(Your goal): In the patent background below, which two qualities make laser diodes better than incandescent bulbs?

(Page excerpt):
====

BACKGROUND OF INVENTION

[0001] The present invention relates to a linear diode laser array light coupling apparatus and, in particular, concerns a light coupler for carrying laser light from a linear diode array to an optical element using an optical fiber.

[0002] Conventional lighting systems used in automotive vehicle applications such as headlights and taillights utilize an incandescent bulb with a reflector. The light emitted from the incandescent bulb is generally collimated by the reflector. The incandescent bulb is used to generate light in the visible spectrum for headlight and taillight applications. In other vehicle applications, such as active night vision systems, near-infrared light is required that is compatible with solid-state CCD or CMOS cameras to illuminate a region proximate the vehicle.

[0003] Advances in solid-state lasers have given rise to thin-sheet lighting systems for use in taillight and active night vision systems. The thin-sheet systems require less space than traditional bulb and reflector systems. Furthermore, laser diodes are more energy efficient and reliable than incandescent bulbs. A challenge in thin-sheet lighting systems is to rapidly spread the laser light over a sufficiently wide area to meet spatial illumination requirements for good visibility and, at the same time, eye safety requirements as mandated under laws governing such applications.

====

(Provided material):

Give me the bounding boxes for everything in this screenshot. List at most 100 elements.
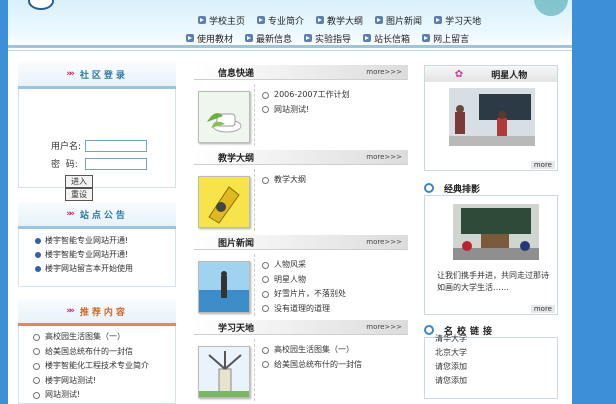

====

(Reply to the exercise): Laser diodes are more energy efficient and more reliable than incandescent bulbs.